- Direction
Gather the lines from the material that contain "系统评估".
## Begin Entries provided
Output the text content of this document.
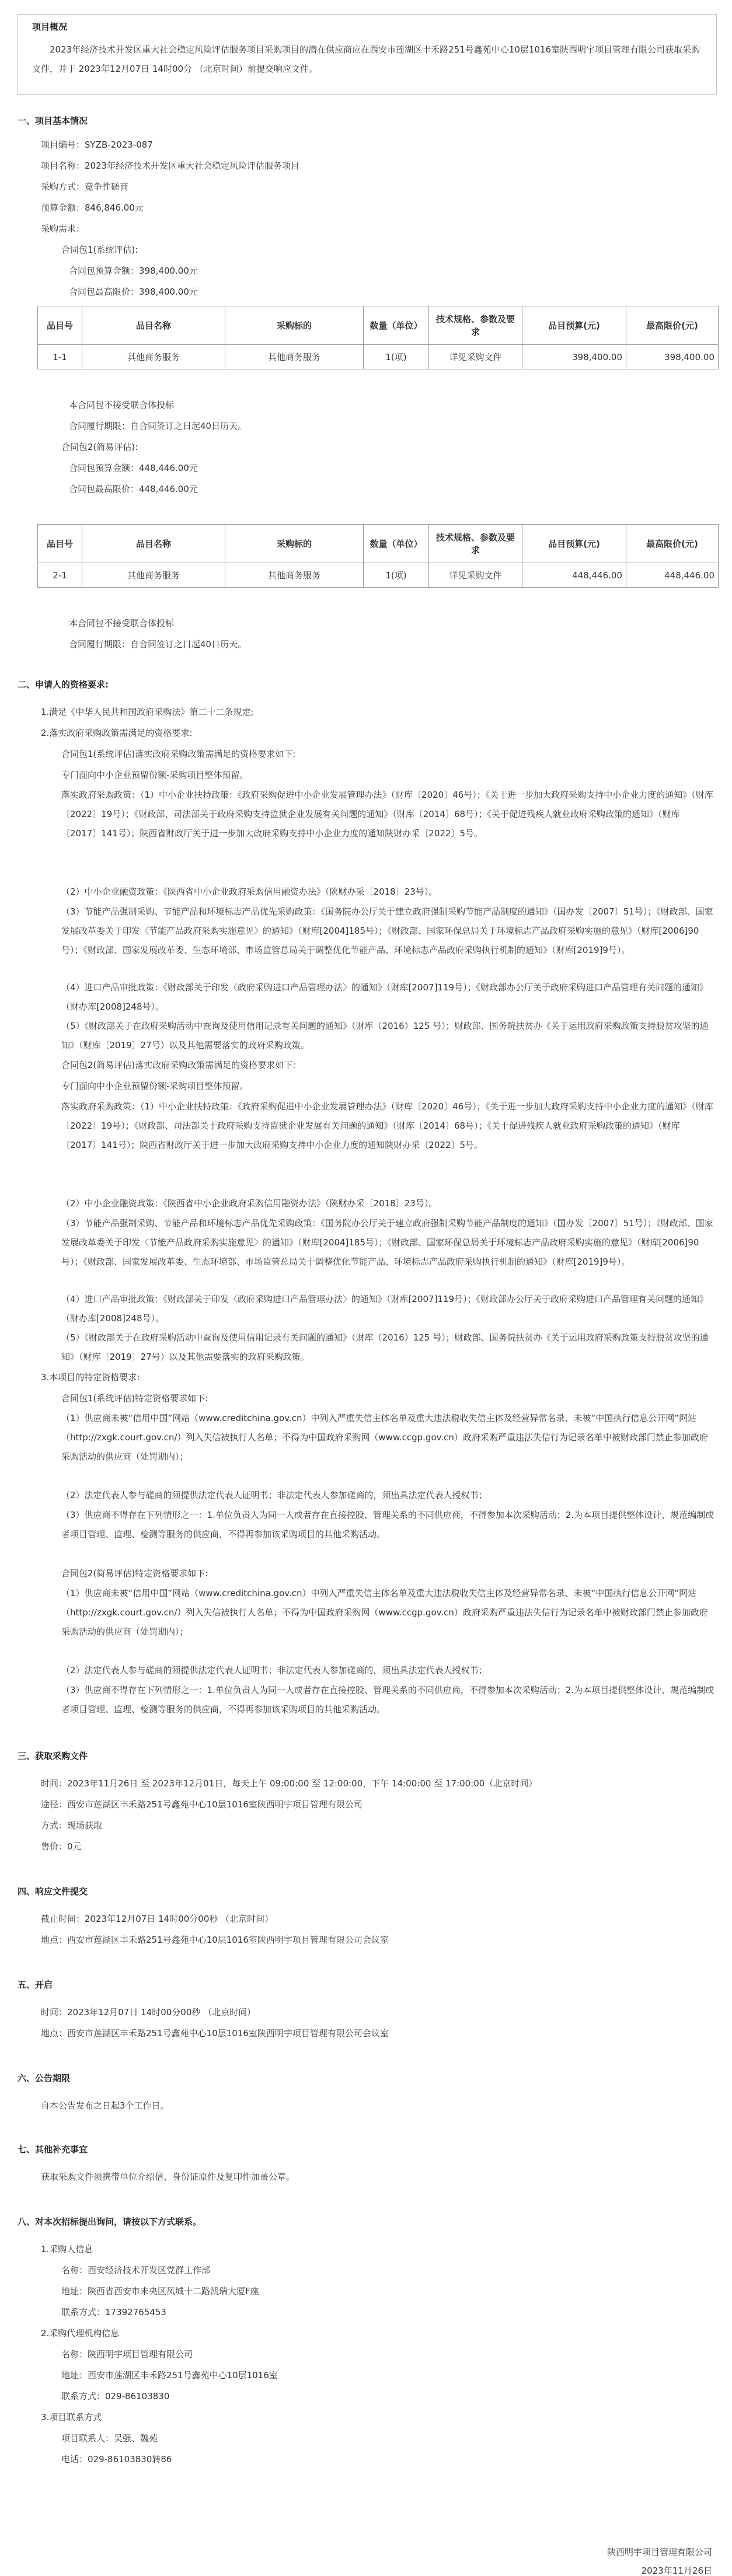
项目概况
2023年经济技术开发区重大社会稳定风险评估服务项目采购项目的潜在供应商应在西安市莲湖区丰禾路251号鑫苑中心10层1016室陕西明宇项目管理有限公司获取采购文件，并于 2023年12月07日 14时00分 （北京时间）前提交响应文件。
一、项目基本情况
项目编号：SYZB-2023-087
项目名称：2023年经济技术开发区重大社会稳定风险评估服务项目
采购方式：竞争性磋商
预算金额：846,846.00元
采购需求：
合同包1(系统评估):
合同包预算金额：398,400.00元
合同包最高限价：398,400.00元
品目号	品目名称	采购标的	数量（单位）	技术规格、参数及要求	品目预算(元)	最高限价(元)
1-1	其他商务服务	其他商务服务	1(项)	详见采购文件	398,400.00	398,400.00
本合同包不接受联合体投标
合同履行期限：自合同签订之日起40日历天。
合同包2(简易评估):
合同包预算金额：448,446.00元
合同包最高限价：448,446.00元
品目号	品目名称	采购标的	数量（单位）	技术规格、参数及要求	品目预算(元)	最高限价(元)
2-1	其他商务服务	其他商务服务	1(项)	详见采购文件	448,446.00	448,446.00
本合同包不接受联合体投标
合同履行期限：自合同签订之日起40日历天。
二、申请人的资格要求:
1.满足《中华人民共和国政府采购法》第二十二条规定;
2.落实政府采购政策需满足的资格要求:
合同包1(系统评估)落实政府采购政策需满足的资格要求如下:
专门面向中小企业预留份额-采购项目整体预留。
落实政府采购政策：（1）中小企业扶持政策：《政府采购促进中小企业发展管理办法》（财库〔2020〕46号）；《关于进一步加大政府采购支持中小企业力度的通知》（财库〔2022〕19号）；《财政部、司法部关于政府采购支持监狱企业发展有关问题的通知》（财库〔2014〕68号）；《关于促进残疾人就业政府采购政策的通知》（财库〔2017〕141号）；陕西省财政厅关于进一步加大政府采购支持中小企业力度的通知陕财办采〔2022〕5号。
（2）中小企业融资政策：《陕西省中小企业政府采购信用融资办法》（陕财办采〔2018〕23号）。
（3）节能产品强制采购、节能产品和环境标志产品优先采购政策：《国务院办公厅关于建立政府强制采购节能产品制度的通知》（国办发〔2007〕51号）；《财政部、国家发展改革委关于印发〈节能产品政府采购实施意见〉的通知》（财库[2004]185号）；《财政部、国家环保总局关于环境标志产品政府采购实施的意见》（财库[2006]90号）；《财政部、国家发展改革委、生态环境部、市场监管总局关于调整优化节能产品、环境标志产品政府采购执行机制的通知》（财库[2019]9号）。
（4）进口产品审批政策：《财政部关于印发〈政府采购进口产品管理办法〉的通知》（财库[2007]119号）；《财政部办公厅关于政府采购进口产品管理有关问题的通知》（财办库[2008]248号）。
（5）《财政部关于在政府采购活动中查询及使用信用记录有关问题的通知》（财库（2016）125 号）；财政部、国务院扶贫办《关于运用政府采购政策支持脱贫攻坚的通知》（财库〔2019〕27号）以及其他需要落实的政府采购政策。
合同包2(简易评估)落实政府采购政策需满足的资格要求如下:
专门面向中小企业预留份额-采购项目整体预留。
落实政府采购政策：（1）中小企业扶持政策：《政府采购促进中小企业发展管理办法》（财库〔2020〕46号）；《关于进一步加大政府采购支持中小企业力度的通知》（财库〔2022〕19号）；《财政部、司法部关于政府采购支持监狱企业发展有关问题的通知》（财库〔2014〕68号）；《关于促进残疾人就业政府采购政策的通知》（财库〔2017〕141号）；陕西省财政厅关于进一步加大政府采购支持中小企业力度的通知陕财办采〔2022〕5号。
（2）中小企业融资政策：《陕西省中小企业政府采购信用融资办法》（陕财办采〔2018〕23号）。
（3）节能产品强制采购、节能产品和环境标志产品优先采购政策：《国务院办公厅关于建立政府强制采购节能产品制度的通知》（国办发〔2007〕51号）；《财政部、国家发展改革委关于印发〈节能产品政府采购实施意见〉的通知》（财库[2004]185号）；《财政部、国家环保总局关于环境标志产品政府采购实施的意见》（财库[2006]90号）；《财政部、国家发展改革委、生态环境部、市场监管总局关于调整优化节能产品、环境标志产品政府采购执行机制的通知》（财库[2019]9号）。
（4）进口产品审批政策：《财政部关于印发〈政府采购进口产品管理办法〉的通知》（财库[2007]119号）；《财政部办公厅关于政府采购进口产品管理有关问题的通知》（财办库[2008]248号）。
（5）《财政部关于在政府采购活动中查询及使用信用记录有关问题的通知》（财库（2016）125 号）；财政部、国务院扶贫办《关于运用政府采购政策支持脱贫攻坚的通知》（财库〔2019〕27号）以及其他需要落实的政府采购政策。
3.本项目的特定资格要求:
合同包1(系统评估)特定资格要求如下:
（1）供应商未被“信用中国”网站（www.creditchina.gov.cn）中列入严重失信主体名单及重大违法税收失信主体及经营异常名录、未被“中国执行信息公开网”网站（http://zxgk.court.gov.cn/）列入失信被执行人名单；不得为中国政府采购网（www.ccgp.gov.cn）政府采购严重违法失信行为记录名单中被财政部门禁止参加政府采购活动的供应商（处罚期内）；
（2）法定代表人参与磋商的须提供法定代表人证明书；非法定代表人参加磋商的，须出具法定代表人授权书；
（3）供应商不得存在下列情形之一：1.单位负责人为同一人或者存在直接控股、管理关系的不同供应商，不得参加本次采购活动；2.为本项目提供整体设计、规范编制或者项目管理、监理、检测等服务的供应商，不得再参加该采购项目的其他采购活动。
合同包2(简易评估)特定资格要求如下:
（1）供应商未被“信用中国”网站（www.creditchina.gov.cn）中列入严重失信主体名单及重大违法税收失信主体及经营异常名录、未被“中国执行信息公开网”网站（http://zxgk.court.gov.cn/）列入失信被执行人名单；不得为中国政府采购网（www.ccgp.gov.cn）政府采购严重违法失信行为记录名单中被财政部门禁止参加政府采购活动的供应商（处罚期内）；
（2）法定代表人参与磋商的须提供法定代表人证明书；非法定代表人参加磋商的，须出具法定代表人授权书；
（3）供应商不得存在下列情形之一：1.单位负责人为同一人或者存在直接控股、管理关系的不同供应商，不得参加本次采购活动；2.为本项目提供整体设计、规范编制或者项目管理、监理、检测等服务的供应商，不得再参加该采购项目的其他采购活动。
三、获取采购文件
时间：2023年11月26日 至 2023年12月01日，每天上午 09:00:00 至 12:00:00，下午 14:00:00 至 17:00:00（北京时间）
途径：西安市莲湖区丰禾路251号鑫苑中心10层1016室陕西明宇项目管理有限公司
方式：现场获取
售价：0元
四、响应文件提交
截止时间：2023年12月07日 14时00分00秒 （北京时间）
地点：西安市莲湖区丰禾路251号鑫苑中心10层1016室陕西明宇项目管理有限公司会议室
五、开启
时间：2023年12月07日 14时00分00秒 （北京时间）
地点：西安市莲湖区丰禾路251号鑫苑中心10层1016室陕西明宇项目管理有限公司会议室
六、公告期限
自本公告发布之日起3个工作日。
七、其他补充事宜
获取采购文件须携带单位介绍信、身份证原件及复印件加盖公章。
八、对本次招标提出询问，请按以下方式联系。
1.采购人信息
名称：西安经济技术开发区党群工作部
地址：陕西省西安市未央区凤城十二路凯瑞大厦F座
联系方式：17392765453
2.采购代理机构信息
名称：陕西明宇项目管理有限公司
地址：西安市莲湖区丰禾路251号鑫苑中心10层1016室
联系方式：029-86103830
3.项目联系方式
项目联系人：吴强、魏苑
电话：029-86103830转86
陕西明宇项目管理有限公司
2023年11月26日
## End Entries provided
## Begin Entries provided
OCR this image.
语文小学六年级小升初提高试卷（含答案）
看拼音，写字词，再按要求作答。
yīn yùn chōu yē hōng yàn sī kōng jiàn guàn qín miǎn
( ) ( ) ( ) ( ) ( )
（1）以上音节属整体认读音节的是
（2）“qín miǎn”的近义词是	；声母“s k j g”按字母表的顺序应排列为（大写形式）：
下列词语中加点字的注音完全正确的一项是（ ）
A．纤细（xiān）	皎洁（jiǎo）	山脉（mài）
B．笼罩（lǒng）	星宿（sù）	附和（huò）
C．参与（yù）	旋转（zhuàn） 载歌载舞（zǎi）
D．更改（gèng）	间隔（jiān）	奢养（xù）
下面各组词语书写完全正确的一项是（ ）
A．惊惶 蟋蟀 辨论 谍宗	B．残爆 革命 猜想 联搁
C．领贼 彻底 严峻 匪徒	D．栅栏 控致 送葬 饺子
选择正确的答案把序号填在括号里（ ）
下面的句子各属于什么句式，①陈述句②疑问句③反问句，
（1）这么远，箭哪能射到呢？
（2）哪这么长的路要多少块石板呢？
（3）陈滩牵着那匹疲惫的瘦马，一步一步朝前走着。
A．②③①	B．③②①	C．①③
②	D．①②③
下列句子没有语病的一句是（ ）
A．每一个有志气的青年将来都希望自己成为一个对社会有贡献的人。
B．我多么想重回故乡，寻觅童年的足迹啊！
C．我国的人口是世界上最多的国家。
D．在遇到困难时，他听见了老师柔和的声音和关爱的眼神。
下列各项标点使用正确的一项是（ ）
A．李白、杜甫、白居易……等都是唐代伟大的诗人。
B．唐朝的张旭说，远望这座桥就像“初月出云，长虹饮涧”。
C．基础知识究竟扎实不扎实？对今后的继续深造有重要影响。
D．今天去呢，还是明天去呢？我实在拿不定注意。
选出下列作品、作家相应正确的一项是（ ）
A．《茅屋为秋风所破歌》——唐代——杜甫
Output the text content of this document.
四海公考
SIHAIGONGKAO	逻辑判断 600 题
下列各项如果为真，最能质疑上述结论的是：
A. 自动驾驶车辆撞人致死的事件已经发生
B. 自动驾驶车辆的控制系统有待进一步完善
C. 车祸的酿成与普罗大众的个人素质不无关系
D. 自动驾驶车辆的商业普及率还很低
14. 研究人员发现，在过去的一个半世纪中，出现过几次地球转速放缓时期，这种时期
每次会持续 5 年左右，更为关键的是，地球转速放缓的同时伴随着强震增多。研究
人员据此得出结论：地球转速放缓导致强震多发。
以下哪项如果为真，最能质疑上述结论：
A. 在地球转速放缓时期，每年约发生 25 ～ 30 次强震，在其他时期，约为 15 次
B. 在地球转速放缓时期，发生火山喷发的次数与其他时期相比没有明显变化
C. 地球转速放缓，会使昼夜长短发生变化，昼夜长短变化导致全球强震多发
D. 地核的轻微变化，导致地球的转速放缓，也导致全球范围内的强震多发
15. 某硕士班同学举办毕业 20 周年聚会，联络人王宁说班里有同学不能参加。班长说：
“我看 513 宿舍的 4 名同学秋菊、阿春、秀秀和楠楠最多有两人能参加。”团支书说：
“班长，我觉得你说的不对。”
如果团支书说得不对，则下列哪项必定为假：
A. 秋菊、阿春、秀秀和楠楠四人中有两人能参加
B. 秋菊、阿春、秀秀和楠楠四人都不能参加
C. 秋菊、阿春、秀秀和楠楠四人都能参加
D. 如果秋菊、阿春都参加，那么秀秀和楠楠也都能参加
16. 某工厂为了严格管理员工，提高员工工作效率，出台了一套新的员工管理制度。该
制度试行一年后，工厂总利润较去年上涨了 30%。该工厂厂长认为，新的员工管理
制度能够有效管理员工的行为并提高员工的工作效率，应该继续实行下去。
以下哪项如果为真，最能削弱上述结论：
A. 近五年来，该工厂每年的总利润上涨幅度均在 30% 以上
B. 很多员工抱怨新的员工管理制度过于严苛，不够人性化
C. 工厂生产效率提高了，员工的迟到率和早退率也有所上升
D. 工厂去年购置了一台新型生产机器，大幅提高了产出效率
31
## End Entries provided
- Solved problem
合同包1(系统评估):
合同包1(系统评估)落实政府采购政策需满足的资格要求如下:
合同包1(系统评估)特定资格要求如下:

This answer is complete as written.